### Data for this exercise

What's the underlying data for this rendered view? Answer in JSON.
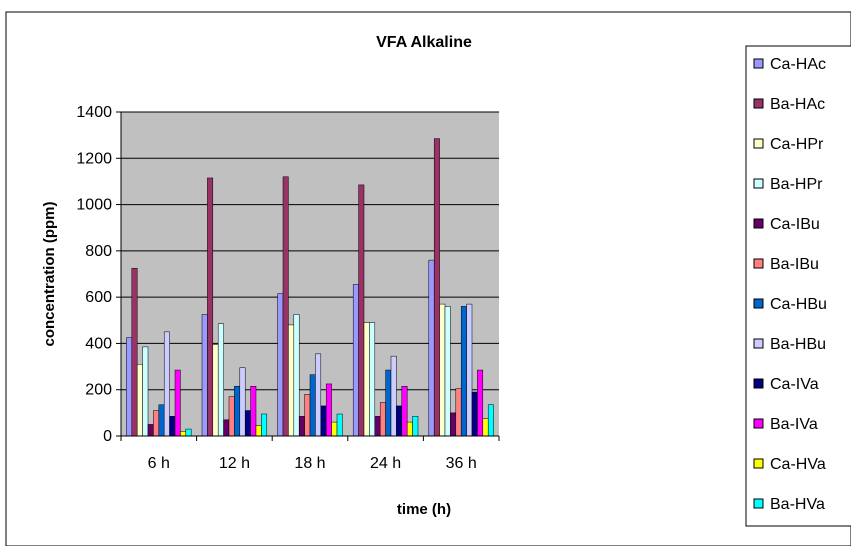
{
  "chart_data": {
    "type": "bar",
    "title": "VFA Alkaline",
    "xlabel": "time (h)",
    "ylabel": "concentration  (ppm)",
    "categories": [
      "6 h",
      "12 h",
      "18 h",
      "24 h",
      "36 h"
    ],
    "ylim": [
      0,
      1400
    ],
    "yticks": [
      0,
      200,
      400,
      600,
      800,
      1000,
      1200,
      1400
    ],
    "grid": true,
    "legend_position": "right",
    "plot_background": "#c0c0c0",
    "series": [
      {
        "name": "Ca-HAc",
        "color": "#9999ff",
        "values": [
          425,
          525,
          615,
          655,
          760
        ]
      },
      {
        "name": "Ba-HAc",
        "color": "#993366",
        "values": [
          725,
          1115,
          1120,
          1085,
          1285
        ]
      },
      {
        "name": "Ca-HPr",
        "color": "#ffffcc",
        "values": [
          310,
          395,
          480,
          490,
          570
        ]
      },
      {
        "name": "Ba-HPr",
        "color": "#ccffff",
        "values": [
          385,
          485,
          525,
          490,
          560
        ]
      },
      {
        "name": "Ca-IBu",
        "color": "#660066",
        "values": [
          50,
          70,
          85,
          85,
          100
        ]
      },
      {
        "name": "Ba-IBu",
        "color": "#ff8080",
        "values": [
          110,
          170,
          180,
          145,
          205
        ]
      },
      {
        "name": "Ca-HBu",
        "color": "#0066cc",
        "values": [
          135,
          215,
          265,
          285,
          560
        ]
      },
      {
        "name": "Ba-HBu",
        "color": "#ccccff",
        "values": [
          450,
          295,
          355,
          345,
          570
        ]
      },
      {
        "name": "Ca-IVa",
        "color": "#000080",
        "values": [
          85,
          110,
          130,
          130,
          190
        ]
      },
      {
        "name": "Ba-IVa",
        "color": "#ff00ff",
        "values": [
          285,
          215,
          225,
          215,
          285
        ]
      },
      {
        "name": "Ca-HVa",
        "color": "#ffff00",
        "values": [
          20,
          45,
          60,
          60,
          75
        ]
      },
      {
        "name": "Ba-HVa",
        "color": "#00ffff",
        "values": [
          30,
          95,
          95,
          85,
          135
        ]
      }
    ]
  }
}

### Given task
Transcribe the entries above verbatim, omitting their pictures.

### Written answer
What's the underlying data for this rendered view? Answer in JSON.
{
  "chart_data": {
    "type": "bar",
    "title": "VFA Alkaline",
    "xlabel": "time (h)",
    "ylabel": "concentration  (ppm)",
    "categories": [
      "6 h",
      "12 h",
      "18 h",
      "24 h",
      "36 h"
    ],
    "ylim": [
      0,
      1400
    ],
    "yticks": [
      0,
      200,
      400,
      600,
      800,
      1000,
      1200,
      1400
    ],
    "grid": true,
    "legend_position": "right",
    "plot_background": "#c0c0c0",
    "series": [
      {
        "name": "Ca-HAc",
        "color": "#9999ff",
        "values": [
          425,
          525,
          615,
          655,
          760
        ]
      },
      {
        "name": "Ba-HAc",
        "color": "#993366",
        "values": [
          725,
          1115,
          1120,
          1085,
          1285
        ]
      },
      {
        "name": "Ca-HPr",
        "color": "#ffffcc",
        "values": [
          310,
          395,
          480,
          490,
          570
        ]
      },
      {
        "name": "Ba-HPr",
        "color": "#ccffff",
        "values": [
          385,
          485,
          525,
          490,
          560
        ]
      },
      {
        "name": "Ca-IBu",
        "color": "#660066",
        "values": [
          50,
          70,
          85,
          85,
          100
        ]
      },
      {
        "name": "Ba-IBu",
        "color": "#ff8080",
        "values": [
          110,
          170,
          180,
          145,
          205
        ]
      },
      {
        "name": "Ca-HBu",
        "color": "#0066cc",
        "values": [
          135,
          215,
          265,
          285,
          560
        ]
      },
      {
        "name": "Ba-HBu",
        "color": "#ccccff",
        "values": [
          450,
          295,
          355,
          345,
          570
        ]
      },
      {
        "name": "Ca-IVa",
        "color": "#000080",
        "values": [
          85,
          110,
          130,
          130,
          190
        ]
      },
      {
        "name": "Ba-IVa",
        "color": "#ff00ff",
        "values": [
          285,
          215,
          225,
          215,
          285
        ]
      },
      {
        "name": "Ca-HVa",
        "color": "#ffff00",
        "values": [
          20,
          45,
          60,
          60,
          75
        ]
      },
      {
        "name": "Ba-HVa",
        "color": "#00ffff",
        "values": [
          30,
          95,
          95,
          85,
          135
        ]
      }
    ]
  }
}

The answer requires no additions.